WHAT YOU HAVE TO DO
Exact reproduction is required for all entries.

PROVIDED RECORDS
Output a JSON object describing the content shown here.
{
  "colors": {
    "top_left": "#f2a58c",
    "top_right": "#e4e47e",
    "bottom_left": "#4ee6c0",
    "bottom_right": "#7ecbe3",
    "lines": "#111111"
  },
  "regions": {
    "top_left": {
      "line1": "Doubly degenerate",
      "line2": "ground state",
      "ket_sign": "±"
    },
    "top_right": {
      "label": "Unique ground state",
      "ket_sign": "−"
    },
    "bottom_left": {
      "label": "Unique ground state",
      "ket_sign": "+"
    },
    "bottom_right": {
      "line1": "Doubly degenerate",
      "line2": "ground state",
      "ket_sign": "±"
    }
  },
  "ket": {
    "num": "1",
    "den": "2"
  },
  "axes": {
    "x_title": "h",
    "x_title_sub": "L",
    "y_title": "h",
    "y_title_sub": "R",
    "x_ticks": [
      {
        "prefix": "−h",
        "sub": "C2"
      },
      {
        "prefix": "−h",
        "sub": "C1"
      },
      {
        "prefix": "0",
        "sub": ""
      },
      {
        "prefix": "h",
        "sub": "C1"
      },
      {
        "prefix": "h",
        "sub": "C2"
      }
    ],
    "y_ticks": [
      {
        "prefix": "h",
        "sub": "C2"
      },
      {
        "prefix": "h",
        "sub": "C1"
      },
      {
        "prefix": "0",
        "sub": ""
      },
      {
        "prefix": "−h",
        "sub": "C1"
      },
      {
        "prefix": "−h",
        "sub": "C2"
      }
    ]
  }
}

REPLY
Output a JSON object describing the content shown here.
{
  "colors": {
    "top_left": "#f2a58c",
    "top_right": "#e4e47e",
    "bottom_left": "#4ee6c0",
    "bottom_right": "#7ecbe3",
    "lines": "#111111"
  },
  "regions": {
    "top_left": {
      "line1": "Doubly degenerate",
      "line2": "ground state",
      "ket_sign": "±"
    },
    "top_right": {
      "label": "Unique ground state",
      "ket_sign": "−"
    },
    "bottom_left": {
      "label": "Unique ground state",
      "ket_sign": "+"
    },
    "bottom_right": {
      "line1": "Doubly degenerate",
      "line2": "ground state",
      "ket_sign": "±"
    }
  },
  "ket": {
    "num": "1",
    "den": "2"
  },
  "axes": {
    "x_title": "h",
    "x_title_sub": "L",
    "y_title": "h",
    "y_title_sub": "R",
    "x_ticks": [
      {
        "prefix": "−h",
        "sub": "C2"
      },
      {
        "prefix": "−h",
        "sub": "C1"
      },
      {
        "prefix": "0",
        "sub": ""
      },
      {
        "prefix": "h",
        "sub": "C1"
      },
      {
        "prefix": "h",
        "sub": "C2"
      }
    ],
    "y_ticks": [
      {
        "prefix": "h",
        "sub": "C2"
      },
      {
        "prefix": "h",
        "sub": "C1"
      },
      {
        "prefix": "0",
        "sub": ""
      },
      {
        "prefix": "−h",
        "sub": "C1"
      },
      {
        "prefix": "−h",
        "sub": "C2"
      }
    ]
  }
}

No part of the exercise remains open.